WORK INSTRUCTIONS:
Drop the images; return everything else in the listing below exactly.

RECORDS SHOWN:

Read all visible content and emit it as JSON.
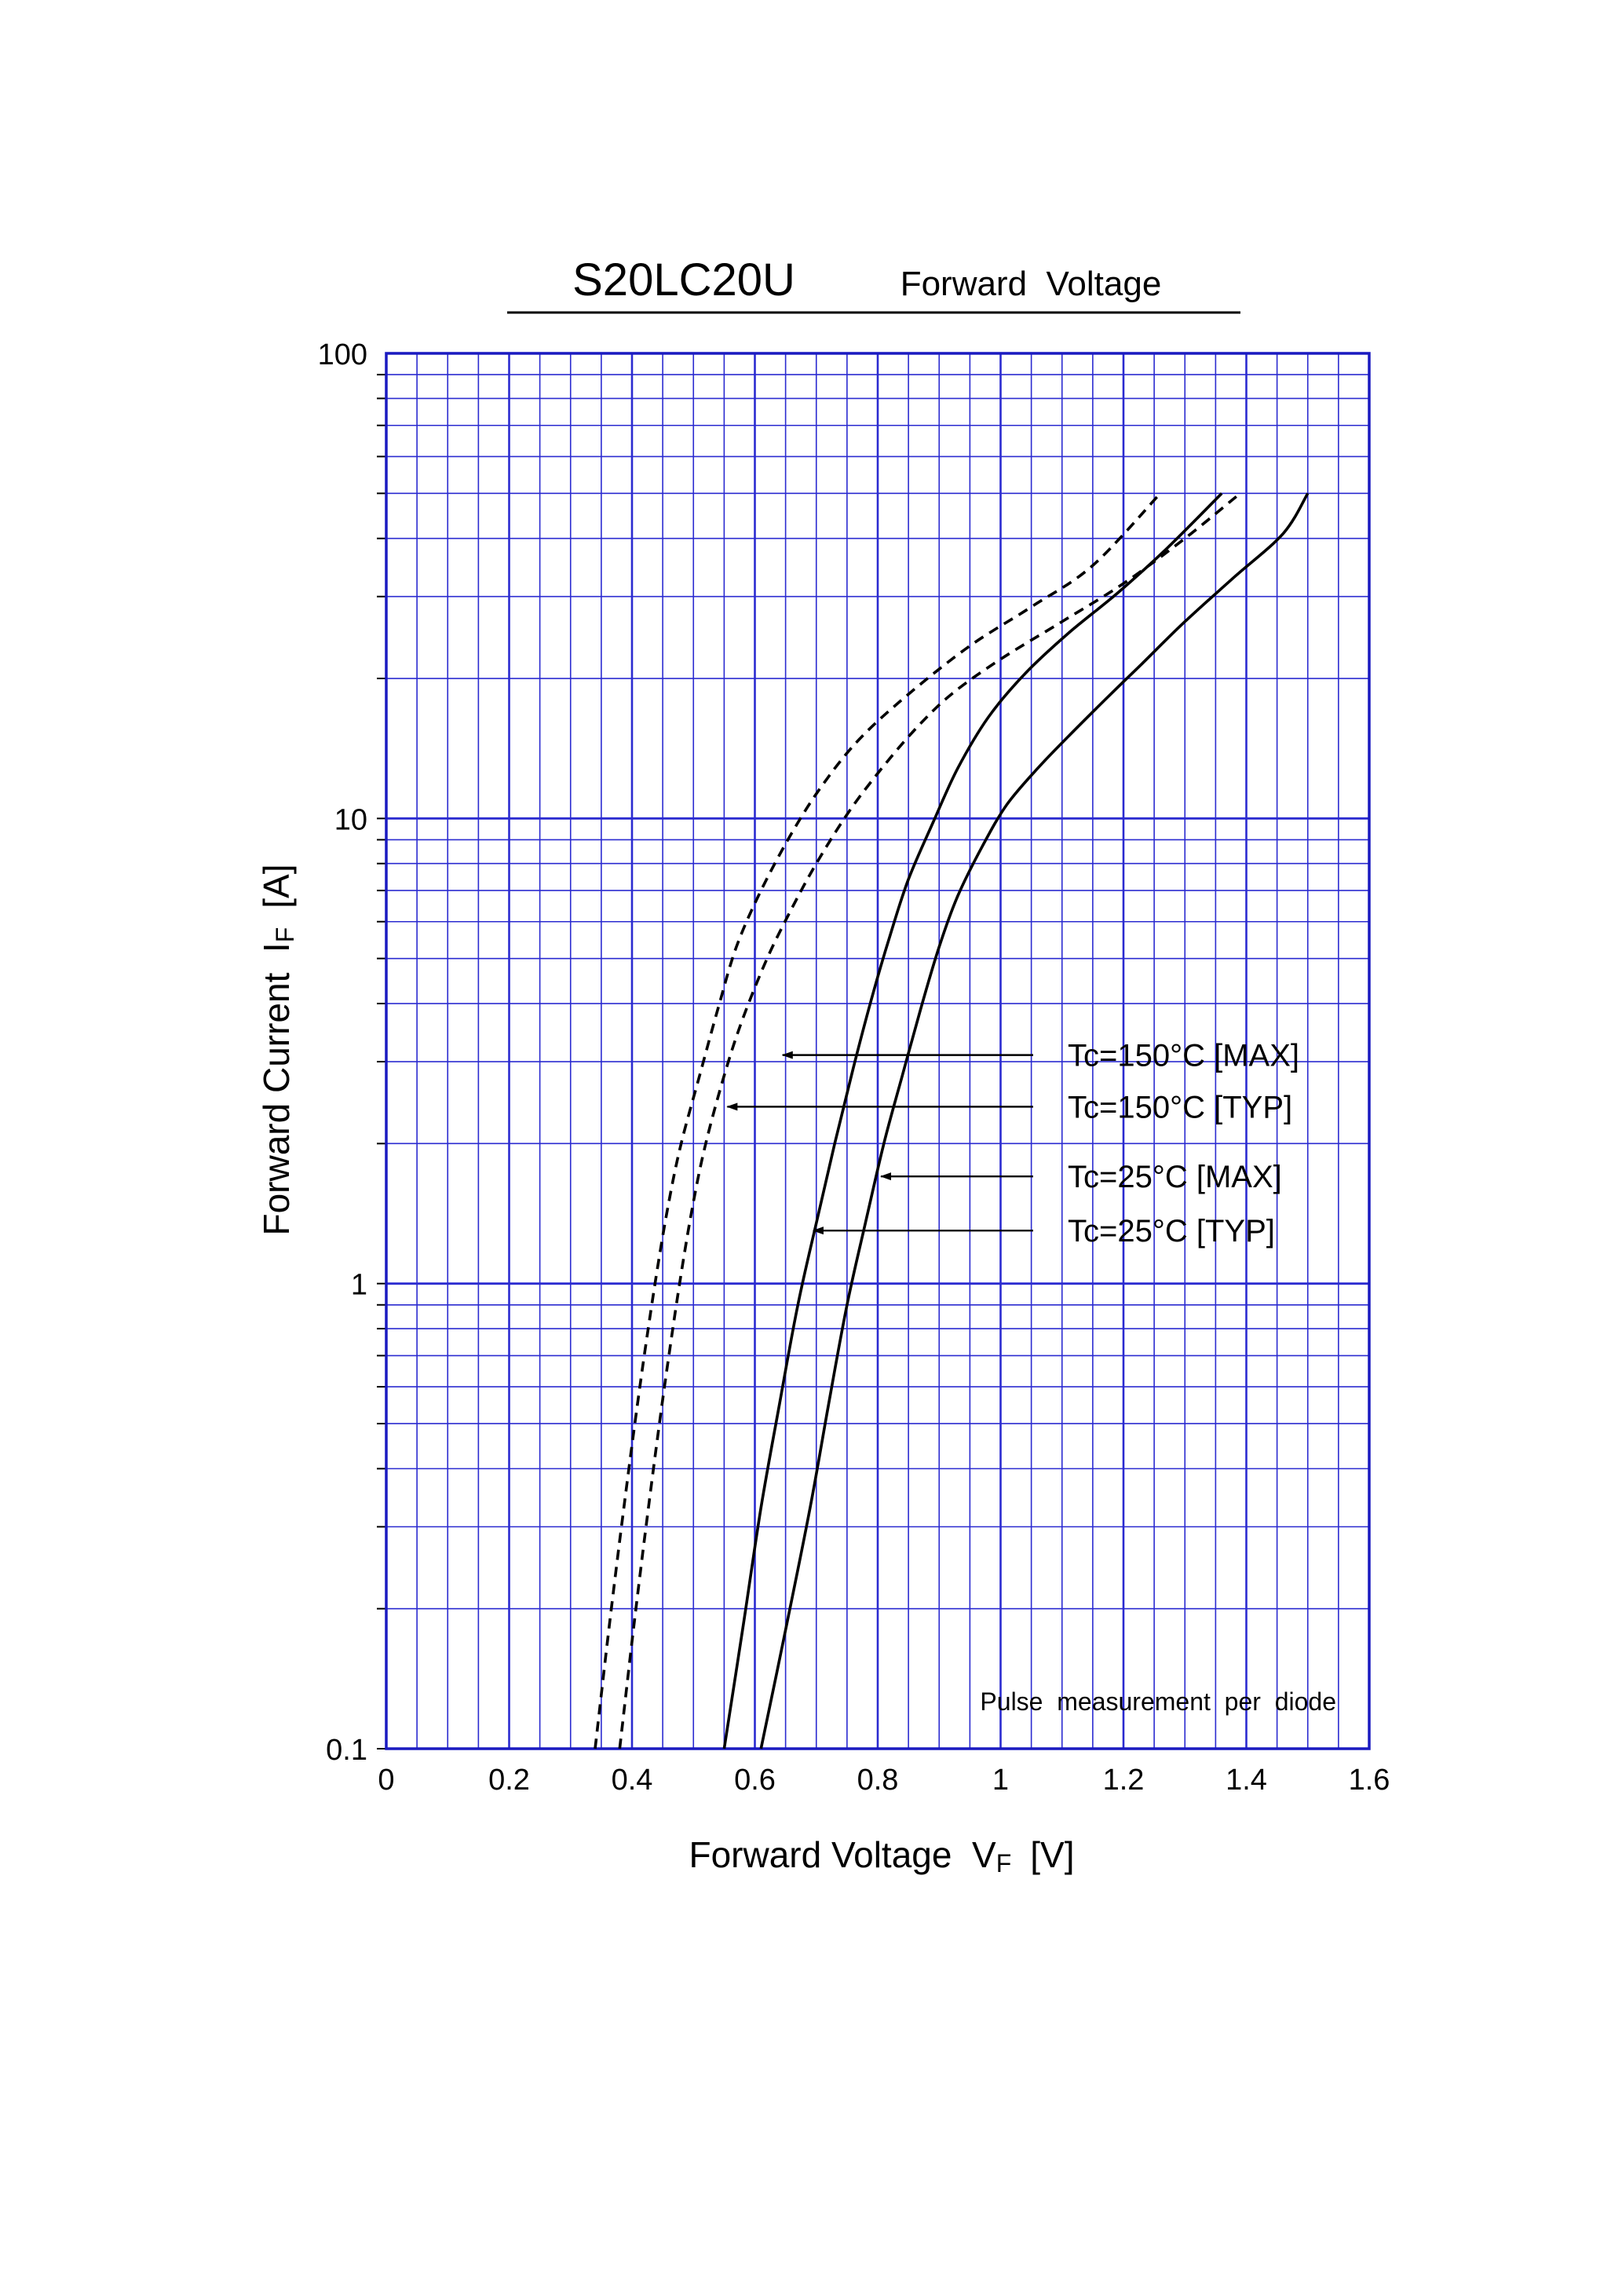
{
  "chart_data": {
    "type": "line",
    "title": "S20LC20U",
    "subtitle": "Forward  Voltage",
    "xlabel": {
      "main": "Forward Voltage  V",
      "sub": "F",
      "unit": "[V]"
    },
    "ylabel": {
      "main": "Forward Current  I",
      "sub": "F",
      "unit": "[A]"
    },
    "xlim": [
      0,
      1.6
    ],
    "ylim": [
      0.1,
      100
    ],
    "yscale": "log",
    "grid": true,
    "xticks": [
      0,
      0.2,
      0.4,
      0.6,
      0.8,
      1,
      1.2,
      1.4,
      1.6
    ],
    "xtick_labels": [
      "0",
      "0.2",
      "0.4",
      "0.6",
      "0.8",
      "1",
      "1.2",
      "1.4",
      "1.6"
    ],
    "yticks": [
      0.1,
      1,
      10,
      100
    ],
    "ytick_labels": [
      "0.1",
      "1",
      "10",
      "100"
    ],
    "note": "Pulse  measurement  per  diode",
    "colors": {
      "grid": "#2b2bd0",
      "frame": "#1a1ac0",
      "curve": "#000000"
    },
    "series": [
      {
        "name": "Tc=150°C [MAX]",
        "style": "dashed",
        "arrow_at": [
          0.64,
          3.1
        ],
        "points": [
          [
            0.38,
            0.1
          ],
          [
            0.4,
            0.17
          ],
          [
            0.42,
            0.28
          ],
          [
            0.44,
            0.45
          ],
          [
            0.46,
            0.7
          ],
          [
            0.48,
            1.05
          ],
          [
            0.5,
            1.5
          ],
          [
            0.52,
            2.0
          ],
          [
            0.55,
            2.8
          ],
          [
            0.58,
            3.7
          ],
          [
            0.62,
            5.0
          ],
          [
            0.66,
            6.4
          ],
          [
            0.7,
            8.0
          ],
          [
            0.75,
            10.2
          ],
          [
            0.8,
            12.5
          ],
          [
            0.86,
            15.5
          ],
          [
            0.92,
            18.5
          ],
          [
            1.0,
            22
          ],
          [
            1.1,
            26.5
          ],
          [
            1.2,
            32
          ],
          [
            1.3,
            40
          ],
          [
            1.39,
            50
          ]
        ]
      },
      {
        "name": "Tc=150°C [TYP]",
        "style": "dashed",
        "arrow_at": [
          0.55,
          2.4
        ],
        "points": [
          [
            0.34,
            0.1
          ],
          [
            0.36,
            0.17
          ],
          [
            0.38,
            0.28
          ],
          [
            0.4,
            0.45
          ],
          [
            0.42,
            0.7
          ],
          [
            0.44,
            1.05
          ],
          [
            0.46,
            1.5
          ],
          [
            0.48,
            2.0
          ],
          [
            0.51,
            2.8
          ],
          [
            0.54,
            3.9
          ],
          [
            0.57,
            5.3
          ],
          [
            0.61,
            7.0
          ],
          [
            0.66,
            9.3
          ],
          [
            0.71,
            11.8
          ],
          [
            0.77,
            14.8
          ],
          [
            0.85,
            18.5
          ],
          [
            0.95,
            23.5
          ],
          [
            1.05,
            28.5
          ],
          [
            1.15,
            35
          ],
          [
            1.26,
            50
          ]
        ]
      },
      {
        "name": "Tc=25°C [MAX]",
        "style": "solid",
        "arrow_at": [
          0.8,
          1.7
        ],
        "points": [
          [
            0.61,
            0.1
          ],
          [
            0.65,
            0.18
          ],
          [
            0.69,
            0.33
          ],
          [
            0.72,
            0.55
          ],
          [
            0.75,
            0.9
          ],
          [
            0.78,
            1.35
          ],
          [
            0.81,
            2.0
          ],
          [
            0.84,
            2.8
          ],
          [
            0.87,
            3.9
          ],
          [
            0.9,
            5.3
          ],
          [
            0.93,
            6.8
          ],
          [
            0.97,
            8.7
          ],
          [
            1.01,
            10.7
          ],
          [
            1.06,
            12.8
          ],
          [
            1.11,
            15.0
          ],
          [
            1.17,
            18.0
          ],
          [
            1.23,
            21.5
          ],
          [
            1.3,
            26.5
          ],
          [
            1.38,
            33
          ],
          [
            1.46,
            41
          ],
          [
            1.5,
            50
          ]
        ]
      },
      {
        "name": "Tc=25°C [TYP]",
        "style": "solid",
        "arrow_at": [
          0.69,
          1.3
        ],
        "points": [
          [
            0.55,
            0.1
          ],
          [
            0.58,
            0.18
          ],
          [
            0.61,
            0.33
          ],
          [
            0.64,
            0.55
          ],
          [
            0.67,
            0.9
          ],
          [
            0.7,
            1.35
          ],
          [
            0.73,
            2.0
          ],
          [
            0.76,
            2.9
          ],
          [
            0.79,
            4.1
          ],
          [
            0.82,
            5.6
          ],
          [
            0.85,
            7.4
          ],
          [
            0.89,
            9.8
          ],
          [
            0.93,
            12.8
          ],
          [
            0.98,
            16.5
          ],
          [
            1.04,
            20.5
          ],
          [
            1.11,
            25
          ],
          [
            1.19,
            30.5
          ],
          [
            1.27,
            38
          ],
          [
            1.36,
            50
          ]
        ]
      }
    ]
  }
}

RIGHT ANSWER:
Read all visible content and emit it as JSON.
{
  "chart_data": {
    "type": "line",
    "title": "S20LC20U",
    "subtitle": "Forward  Voltage",
    "xlabel": {
      "main": "Forward Voltage  V",
      "sub": "F",
      "unit": "[V]"
    },
    "ylabel": {
      "main": "Forward Current  I",
      "sub": "F",
      "unit": "[A]"
    },
    "xlim": [
      0,
      1.6
    ],
    "ylim": [
      0.1,
      100
    ],
    "yscale": "log",
    "grid": true,
    "xticks": [
      0,
      0.2,
      0.4,
      0.6,
      0.8,
      1,
      1.2,
      1.4,
      1.6
    ],
    "xtick_labels": [
      "0",
      "0.2",
      "0.4",
      "0.6",
      "0.8",
      "1",
      "1.2",
      "1.4",
      "1.6"
    ],
    "yticks": [
      0.1,
      1,
      10,
      100
    ],
    "ytick_labels": [
      "0.1",
      "1",
      "10",
      "100"
    ],
    "note": "Pulse  measurement  per  diode",
    "colors": {
      "grid": "#2b2bd0",
      "frame": "#1a1ac0",
      "curve": "#000000"
    },
    "series": [
      {
        "name": "Tc=150°C [MAX]",
        "style": "dashed",
        "arrow_at": [
          0.64,
          3.1
        ],
        "points": [
          [
            0.38,
            0.1
          ],
          [
            0.4,
            0.17
          ],
          [
            0.42,
            0.28
          ],
          [
            0.44,
            0.45
          ],
          [
            0.46,
            0.7
          ],
          [
            0.48,
            1.05
          ],
          [
            0.5,
            1.5
          ],
          [
            0.52,
            2.0
          ],
          [
            0.55,
            2.8
          ],
          [
            0.58,
            3.7
          ],
          [
            0.62,
            5.0
          ],
          [
            0.66,
            6.4
          ],
          [
            0.7,
            8.0
          ],
          [
            0.75,
            10.2
          ],
          [
            0.8,
            12.5
          ],
          [
            0.86,
            15.5
          ],
          [
            0.92,
            18.5
          ],
          [
            1.0,
            22
          ],
          [
            1.1,
            26.5
          ],
          [
            1.2,
            32
          ],
          [
            1.3,
            40
          ],
          [
            1.39,
            50
          ]
        ]
      },
      {
        "name": "Tc=150°C [TYP]",
        "style": "dashed",
        "arrow_at": [
          0.55,
          2.4
        ],
        "points": [
          [
            0.34,
            0.1
          ],
          [
            0.36,
            0.17
          ],
          [
            0.38,
            0.28
          ],
          [
            0.4,
            0.45
          ],
          [
            0.42,
            0.7
          ],
          [
            0.44,
            1.05
          ],
          [
            0.46,
            1.5
          ],
          [
            0.48,
            2.0
          ],
          [
            0.51,
            2.8
          ],
          [
            0.54,
            3.9
          ],
          [
            0.57,
            5.3
          ],
          [
            0.61,
            7.0
          ],
          [
            0.66,
            9.3
          ],
          [
            0.71,
            11.8
          ],
          [
            0.77,
            14.8
          ],
          [
            0.85,
            18.5
          ],
          [
            0.95,
            23.5
          ],
          [
            1.05,
            28.5
          ],
          [
            1.15,
            35
          ],
          [
            1.26,
            50
          ]
        ]
      },
      {
        "name": "Tc=25°C [MAX]",
        "style": "solid",
        "arrow_at": [
          0.8,
          1.7
        ],
        "points": [
          [
            0.61,
            0.1
          ],
          [
            0.65,
            0.18
          ],
          [
            0.69,
            0.33
          ],
          [
            0.72,
            0.55
          ],
          [
            0.75,
            0.9
          ],
          [
            0.78,
            1.35
          ],
          [
            0.81,
            2.0
          ],
          [
            0.84,
            2.8
          ],
          [
            0.87,
            3.9
          ],
          [
            0.9,
            5.3
          ],
          [
            0.93,
            6.8
          ],
          [
            0.97,
            8.7
          ],
          [
            1.01,
            10.7
          ],
          [
            1.06,
            12.8
          ],
          [
            1.11,
            15.0
          ],
          [
            1.17,
            18.0
          ],
          [
            1.23,
            21.5
          ],
          [
            1.3,
            26.5
          ],
          [
            1.38,
            33
          ],
          [
            1.46,
            41
          ],
          [
            1.5,
            50
          ]
        ]
      },
      {
        "name": "Tc=25°C [TYP]",
        "style": "solid",
        "arrow_at": [
          0.69,
          1.3
        ],
        "points": [
          [
            0.55,
            0.1
          ],
          [
            0.58,
            0.18
          ],
          [
            0.61,
            0.33
          ],
          [
            0.64,
            0.55
          ],
          [
            0.67,
            0.9
          ],
          [
            0.7,
            1.35
          ],
          [
            0.73,
            2.0
          ],
          [
            0.76,
            2.9
          ],
          [
            0.79,
            4.1
          ],
          [
            0.82,
            5.6
          ],
          [
            0.85,
            7.4
          ],
          [
            0.89,
            9.8
          ],
          [
            0.93,
            12.8
          ],
          [
            0.98,
            16.5
          ],
          [
            1.04,
            20.5
          ],
          [
            1.11,
            25
          ],
          [
            1.19,
            30.5
          ],
          [
            1.27,
            38
          ],
          [
            1.36,
            50
          ]
        ]
      }
    ]
  }
}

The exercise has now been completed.